▶ _EXERCISE GOAL_: Reproduce the text of every record below verbatim, omitting the pictures.

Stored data
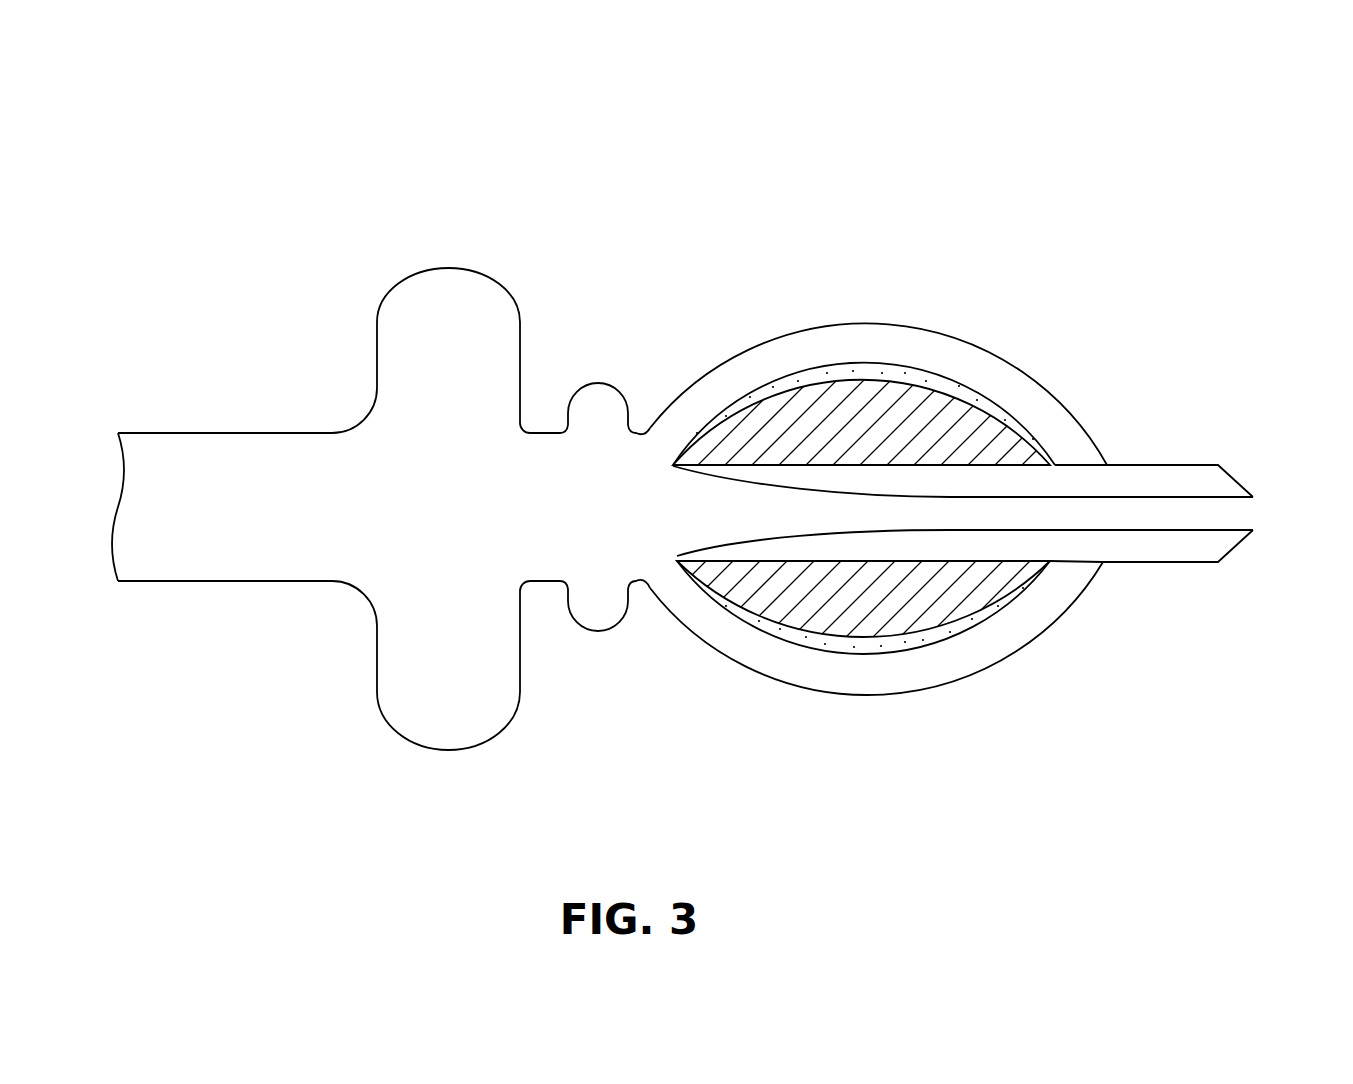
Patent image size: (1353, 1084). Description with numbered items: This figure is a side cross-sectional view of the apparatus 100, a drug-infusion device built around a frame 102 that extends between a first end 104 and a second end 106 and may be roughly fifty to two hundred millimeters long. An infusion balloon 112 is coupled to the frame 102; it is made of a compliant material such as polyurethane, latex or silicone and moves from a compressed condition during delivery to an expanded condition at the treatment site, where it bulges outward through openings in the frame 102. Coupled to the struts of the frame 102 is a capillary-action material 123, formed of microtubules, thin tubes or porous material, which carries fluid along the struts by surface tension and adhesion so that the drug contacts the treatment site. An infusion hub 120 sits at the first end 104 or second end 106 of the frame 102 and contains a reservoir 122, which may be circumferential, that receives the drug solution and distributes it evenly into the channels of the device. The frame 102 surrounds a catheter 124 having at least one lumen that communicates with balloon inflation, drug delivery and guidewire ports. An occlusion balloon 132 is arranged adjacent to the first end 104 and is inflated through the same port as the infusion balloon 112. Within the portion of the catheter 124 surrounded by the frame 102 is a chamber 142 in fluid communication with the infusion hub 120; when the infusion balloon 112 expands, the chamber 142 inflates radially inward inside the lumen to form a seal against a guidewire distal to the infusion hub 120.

The apparatus 100 is at (945, 135).
The frame 102 is at (993, 407).
The first end 104 is at (671, 463).
The second end 106 is at (1060, 465).
The infusion balloon 112 is at (770, 335).
The infusion hub 120 is at (595, 383).
The reservoir 122 is at (597, 600).
The capillary-action material 123 is at (872, 363).
The catheter 124 is at (1175, 465).
The occlusion balloon 132 is at (450, 268).
The chamber 142 is at (1012, 483).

▶ _THE RESPONSE_:
Patent image size: (1353, 1084). Description with numbered items: This figure is a side cross-sectional view of the apparatus 100, a drug-infusion device built around a frame 102 that extends between a first end 104 and a second end 106 and may be roughly fifty to two hundred millimeters long. An infusion balloon 112 is coupled to the frame 102; it is made of a compliant material such as polyurethane, latex or silicone and moves from a compressed condition during delivery to an expanded condition at the treatment site, where it bulges outward through openings in the frame 102. Coupled to the struts of the frame 102 is a capillary-action material 123, formed of microtubules, thin tubes or porous material, which carries fluid along the struts by surface tension and adhesion so that the drug contacts the treatment site. An infusion hub 120 sits at the first end 104 or second end 106 of the frame 102 and contains a reservoir 122, which may be circumferential, that receives the drug solution and distributes it evenly into the channels of the device. The frame 102 surrounds a catheter 124 having at least one lumen that communicates with balloon inflation, drug delivery and guidewire ports. An occlusion balloon 132 is arranged adjacent to the first end 104 and is inflated through the same port as the infusion balloon 112. Within the portion of the catheter 124 surrounded by the frame 102 is a chamber 142 in fluid communication with the infusion hub 120; when the infusion balloon 112 expands, the chamber 142 inflates radially inward inside the lumen to form a seal against a guidewire distal to the infusion hub 120.

The apparatus 100 is at (945, 135).
The frame 102 is at (993, 407).
The first end 104 is at (671, 463).
The second end 106 is at (1060, 465).
The infusion balloon 112 is at (770, 335).
The infusion hub 120 is at (595, 383).
The reservoir 122 is at (597, 600).
The capillary-action material 123 is at (872, 363).
The catheter 124 is at (1175, 465).
The occlusion balloon 132 is at (450, 268).
The chamber 142 is at (1012, 483).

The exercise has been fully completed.